* Dataset rows about figures *

·····

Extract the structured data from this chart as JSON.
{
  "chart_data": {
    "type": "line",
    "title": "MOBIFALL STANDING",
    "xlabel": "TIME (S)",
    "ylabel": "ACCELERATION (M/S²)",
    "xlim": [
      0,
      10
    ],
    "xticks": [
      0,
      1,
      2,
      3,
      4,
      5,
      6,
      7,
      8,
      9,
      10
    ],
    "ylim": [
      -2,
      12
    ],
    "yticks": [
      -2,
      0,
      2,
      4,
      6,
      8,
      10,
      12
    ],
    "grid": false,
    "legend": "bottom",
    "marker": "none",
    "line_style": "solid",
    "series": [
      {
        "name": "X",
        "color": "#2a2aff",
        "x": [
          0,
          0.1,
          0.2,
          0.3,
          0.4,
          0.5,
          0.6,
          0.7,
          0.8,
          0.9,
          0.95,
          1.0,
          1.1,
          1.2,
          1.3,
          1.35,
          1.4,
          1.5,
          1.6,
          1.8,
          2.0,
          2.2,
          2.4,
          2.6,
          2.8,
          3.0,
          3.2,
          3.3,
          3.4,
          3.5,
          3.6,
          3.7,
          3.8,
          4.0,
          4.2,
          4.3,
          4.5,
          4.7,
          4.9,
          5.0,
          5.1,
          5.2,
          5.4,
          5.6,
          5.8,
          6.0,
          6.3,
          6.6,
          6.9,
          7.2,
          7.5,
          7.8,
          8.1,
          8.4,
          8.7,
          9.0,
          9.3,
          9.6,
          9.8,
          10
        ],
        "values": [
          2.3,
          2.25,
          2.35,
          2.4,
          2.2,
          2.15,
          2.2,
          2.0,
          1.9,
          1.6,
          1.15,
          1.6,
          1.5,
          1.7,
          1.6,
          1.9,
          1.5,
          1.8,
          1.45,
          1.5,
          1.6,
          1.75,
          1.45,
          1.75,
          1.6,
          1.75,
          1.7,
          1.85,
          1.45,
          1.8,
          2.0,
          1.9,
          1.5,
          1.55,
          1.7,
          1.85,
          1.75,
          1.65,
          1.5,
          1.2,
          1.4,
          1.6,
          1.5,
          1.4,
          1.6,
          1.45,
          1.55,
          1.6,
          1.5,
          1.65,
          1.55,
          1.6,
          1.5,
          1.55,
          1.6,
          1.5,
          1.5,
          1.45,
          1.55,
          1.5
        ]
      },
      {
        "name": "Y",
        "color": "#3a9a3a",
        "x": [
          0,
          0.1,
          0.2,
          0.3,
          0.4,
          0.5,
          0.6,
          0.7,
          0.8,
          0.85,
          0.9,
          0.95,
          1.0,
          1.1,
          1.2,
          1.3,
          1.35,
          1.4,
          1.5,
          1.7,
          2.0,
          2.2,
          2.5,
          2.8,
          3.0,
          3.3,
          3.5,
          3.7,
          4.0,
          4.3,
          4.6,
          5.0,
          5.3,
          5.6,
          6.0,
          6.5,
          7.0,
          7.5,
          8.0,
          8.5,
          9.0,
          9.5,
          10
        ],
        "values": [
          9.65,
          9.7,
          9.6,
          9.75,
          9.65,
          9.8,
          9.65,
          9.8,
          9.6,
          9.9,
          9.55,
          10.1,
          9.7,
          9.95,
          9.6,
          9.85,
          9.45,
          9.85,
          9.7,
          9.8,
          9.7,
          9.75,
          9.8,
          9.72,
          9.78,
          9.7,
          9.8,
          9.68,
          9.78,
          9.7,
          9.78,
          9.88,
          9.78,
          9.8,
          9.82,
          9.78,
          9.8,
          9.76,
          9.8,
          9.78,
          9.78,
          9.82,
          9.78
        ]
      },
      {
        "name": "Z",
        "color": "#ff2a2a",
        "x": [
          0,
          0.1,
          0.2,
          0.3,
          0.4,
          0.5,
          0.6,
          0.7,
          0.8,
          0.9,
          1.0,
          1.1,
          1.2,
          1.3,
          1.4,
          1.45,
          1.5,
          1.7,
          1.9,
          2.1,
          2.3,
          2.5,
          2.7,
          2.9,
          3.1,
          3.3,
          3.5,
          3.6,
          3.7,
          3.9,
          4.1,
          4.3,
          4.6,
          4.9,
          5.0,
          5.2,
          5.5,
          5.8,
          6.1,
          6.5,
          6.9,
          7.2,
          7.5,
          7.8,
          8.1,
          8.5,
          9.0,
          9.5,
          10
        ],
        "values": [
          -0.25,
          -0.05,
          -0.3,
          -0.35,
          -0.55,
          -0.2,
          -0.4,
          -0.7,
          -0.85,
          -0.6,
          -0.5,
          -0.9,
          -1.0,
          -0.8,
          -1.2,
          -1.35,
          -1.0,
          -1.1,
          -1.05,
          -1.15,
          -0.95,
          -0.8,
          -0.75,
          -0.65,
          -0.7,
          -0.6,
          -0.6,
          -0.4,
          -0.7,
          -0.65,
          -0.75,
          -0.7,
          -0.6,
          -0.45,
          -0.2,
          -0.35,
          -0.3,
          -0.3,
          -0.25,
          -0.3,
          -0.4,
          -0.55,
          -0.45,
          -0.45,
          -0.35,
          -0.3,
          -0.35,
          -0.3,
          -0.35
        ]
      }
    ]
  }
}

·····

* WRITTEN INSTRUCTION *
Find every line that includes the string "color". Report how many there are and nothing else.

* RESULT OF THE EXERCISE *
3